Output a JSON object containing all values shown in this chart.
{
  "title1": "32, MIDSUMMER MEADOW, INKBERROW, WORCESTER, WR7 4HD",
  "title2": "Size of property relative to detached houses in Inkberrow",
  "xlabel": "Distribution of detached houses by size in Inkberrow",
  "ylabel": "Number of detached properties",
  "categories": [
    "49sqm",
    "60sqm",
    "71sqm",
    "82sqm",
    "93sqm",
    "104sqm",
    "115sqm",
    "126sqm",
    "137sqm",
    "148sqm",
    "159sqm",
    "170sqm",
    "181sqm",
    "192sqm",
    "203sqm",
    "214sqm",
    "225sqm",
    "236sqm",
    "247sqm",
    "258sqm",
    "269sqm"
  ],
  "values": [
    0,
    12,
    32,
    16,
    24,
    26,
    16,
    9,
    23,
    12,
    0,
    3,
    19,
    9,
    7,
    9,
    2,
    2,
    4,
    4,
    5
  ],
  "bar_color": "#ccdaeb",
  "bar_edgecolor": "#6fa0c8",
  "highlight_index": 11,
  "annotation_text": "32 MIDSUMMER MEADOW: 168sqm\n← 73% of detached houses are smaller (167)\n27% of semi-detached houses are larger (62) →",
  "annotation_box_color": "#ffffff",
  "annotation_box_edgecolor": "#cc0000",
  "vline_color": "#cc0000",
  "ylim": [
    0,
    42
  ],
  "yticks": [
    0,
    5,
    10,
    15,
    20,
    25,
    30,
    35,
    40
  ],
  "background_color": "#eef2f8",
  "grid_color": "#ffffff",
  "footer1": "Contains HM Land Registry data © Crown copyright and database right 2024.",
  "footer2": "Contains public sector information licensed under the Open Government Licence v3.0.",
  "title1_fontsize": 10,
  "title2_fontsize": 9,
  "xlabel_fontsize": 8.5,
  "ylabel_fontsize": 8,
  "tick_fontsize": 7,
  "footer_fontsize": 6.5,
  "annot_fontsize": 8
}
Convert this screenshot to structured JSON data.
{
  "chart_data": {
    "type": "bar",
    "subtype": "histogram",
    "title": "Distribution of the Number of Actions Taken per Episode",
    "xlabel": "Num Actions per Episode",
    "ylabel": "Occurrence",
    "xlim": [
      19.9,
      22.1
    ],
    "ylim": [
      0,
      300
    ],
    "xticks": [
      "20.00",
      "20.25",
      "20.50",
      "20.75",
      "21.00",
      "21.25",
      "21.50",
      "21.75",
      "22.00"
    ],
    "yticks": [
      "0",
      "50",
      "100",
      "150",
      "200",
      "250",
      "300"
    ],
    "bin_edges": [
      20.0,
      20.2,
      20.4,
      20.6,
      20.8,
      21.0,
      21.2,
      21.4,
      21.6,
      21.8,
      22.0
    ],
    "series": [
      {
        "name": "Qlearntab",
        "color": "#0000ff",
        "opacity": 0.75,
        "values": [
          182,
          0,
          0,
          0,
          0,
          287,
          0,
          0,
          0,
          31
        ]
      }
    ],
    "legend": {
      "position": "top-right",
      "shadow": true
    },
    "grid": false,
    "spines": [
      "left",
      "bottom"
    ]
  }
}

- DIRECTIVE:
List all lines holding the string "this".

- COMPLETE RESPONSE:
Output a JSON object containing all values shown in this chart.
Convert this screenshot to structured JSON data.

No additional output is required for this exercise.